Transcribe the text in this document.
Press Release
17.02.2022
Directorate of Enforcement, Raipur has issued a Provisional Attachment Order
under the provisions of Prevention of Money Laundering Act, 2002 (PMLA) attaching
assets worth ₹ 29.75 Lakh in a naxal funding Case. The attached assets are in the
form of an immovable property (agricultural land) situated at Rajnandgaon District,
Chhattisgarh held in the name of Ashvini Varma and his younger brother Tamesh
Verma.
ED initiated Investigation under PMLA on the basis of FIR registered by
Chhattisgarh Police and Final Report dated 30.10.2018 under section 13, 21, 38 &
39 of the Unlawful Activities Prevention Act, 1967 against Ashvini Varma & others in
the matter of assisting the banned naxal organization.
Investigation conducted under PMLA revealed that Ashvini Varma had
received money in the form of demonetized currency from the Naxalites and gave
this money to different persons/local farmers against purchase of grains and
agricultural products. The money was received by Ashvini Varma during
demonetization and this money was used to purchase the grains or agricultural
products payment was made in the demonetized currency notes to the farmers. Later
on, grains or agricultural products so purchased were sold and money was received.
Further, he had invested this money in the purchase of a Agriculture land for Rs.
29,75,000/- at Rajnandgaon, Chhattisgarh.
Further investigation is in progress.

______________________________

### Exercise details:
Please list every line of the records that contains "form".

### Written reply:
form of an immovable property (agricultural land) situated at Rajnandgaon District,
received money in the form of demonetized currency from the Naxalites and gave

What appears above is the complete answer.